**Task requirements**
Provide an exact copy of the data, excluding the images.
※
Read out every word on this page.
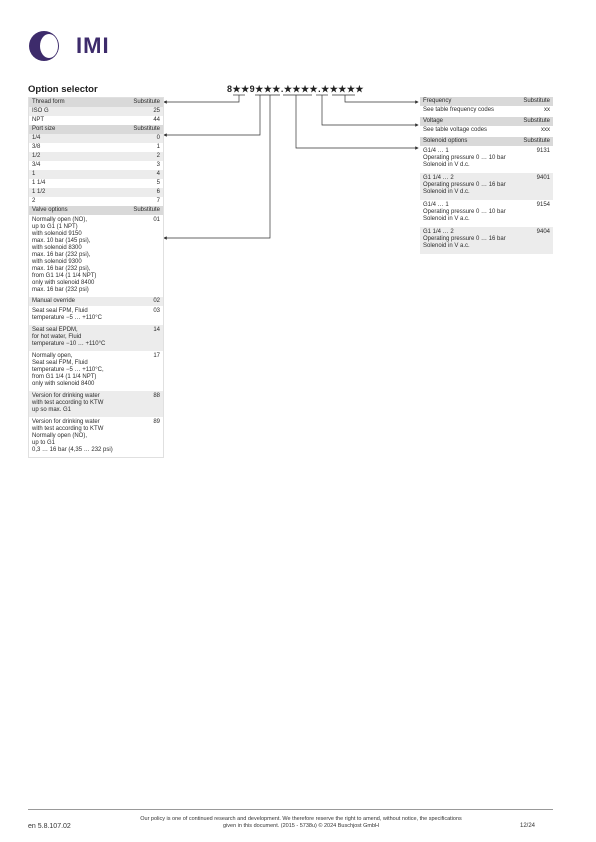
IMI
Option selector	8★★9★★★.★★★★.★★★★★
Thread form	Substitute
ISO G	25
NPT	44
Port size	Substitute
1/4	0
3/8	1
1/2	2
3/4	3
1	4
1 1/4	5
1 1/2	6
2	7
Valve options	Substitute
Normally open (NO),
up to G1 (1 NPT)
with solenoid 9150
max. 10 bar (145 psi),
with solenoid 8300
max. 16 bar (232 psi),
with solenoid 9300
max. 16 bar (232 psi),
from G1 1/4 (1 1/4 NPT)
only with solenoid 8400
max. 16 bar (232 psi)
01
Manual override	02
Seat seal FPM, Fluid
temperature −5 … +110°C
03
Seat seal EPDM,
for hot water, Fluid
temperature −10 … +110°C
14
Normally open,
Seat seal FPM, Fluid
temperature −5 … +110°C,
from G1 1/4 (1 1/4 NPT)
only with solenoid 8400
17
Version for drinking water
with test according to KTW
up so max. G1
88
Version for drinking water
with test according to KTW
Normally open (NO),
up to G1
0,3 … 16 bar (4,35 … 232 psi)
89
Frequency	Substitute
See table frequency codes	xx
Voltage	Substitute
See table voltage codes	xxx
Solenoid options	Substitute
G1/4 … 1
Operating pressure 0 … 10 bar
Solenoid in V d.c.
9131
G1 1/4 … 2
Operating pressure 0 … 16 bar
Solenoid in V d.c.
9401
G1/4 … 1
Operating pressure 0 … 10 bar
Solenoid in V a.c.
9154
G1 1/4 … 2
Operating pressure 0 … 16 bar
Solenoid in V a.c.
9404
en 5.8.107.02
Our policy is one of continued research and development. We therefore reserve the right to amend, without notice, the specifications given in this document. (2015 - 5738u) © 2024 Buschjost GmbH	12/24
※
**Right answer**
Read out every word on this page.
IMI
Option selector	8★★9★★★.★★★★.★★★★★
Thread form	Substitute
ISO G	25
NPT	44
Port size	Substitute
1/4	0
3/8	1
1/2	2
3/4	3
1	4
1 1/4	5
1 1/2	6
2	7
Valve options	Substitute
Normally open (NO),
up to G1 (1 NPT)
with solenoid 9150
max. 10 bar (145 psi),
with solenoid 8300
max. 16 bar (232 psi),
with solenoid 9300
max. 16 bar (232 psi),
from G1 1/4 (1 1/4 NPT)
only with solenoid 8400
max. 16 bar (232 psi)
01
Manual override	02
Seat seal FPM, Fluid
temperature −5 … +110°C
03
Seat seal EPDM,
for hot water, Fluid
temperature −10 … +110°C
14
Normally open,
Seat seal FPM, Fluid
temperature −5 … +110°C,
from G1 1/4 (1 1/4 NPT)
only with solenoid 8400
17
Version for drinking water
with test according to KTW
up so max. G1
88
Version for drinking water
with test according to KTW
Normally open (NO),
up to G1
0,3 … 16 bar (4,35 … 232 psi)
89
Frequency	Substitute
See table frequency codes	xx
Voltage	Substitute
See table voltage codes	xxx
Solenoid options	Substitute
G1/4 … 1
Operating pressure 0 … 10 bar
Solenoid in V d.c.
9131
G1 1/4 … 2
Operating pressure 0 … 16 bar
Solenoid in V d.c.
9401
G1/4 … 1
Operating pressure 0 … 10 bar
Solenoid in V a.c.
9154
G1 1/4 … 2
Operating pressure 0 … 16 bar
Solenoid in V a.c.
9404
en 5.8.107.02
Our policy is one of continued research and development. We therefore reserve the right to amend, without notice, the specifications given in this document. (2015 - 5738u) © 2024 Buschjost GmbH	12/24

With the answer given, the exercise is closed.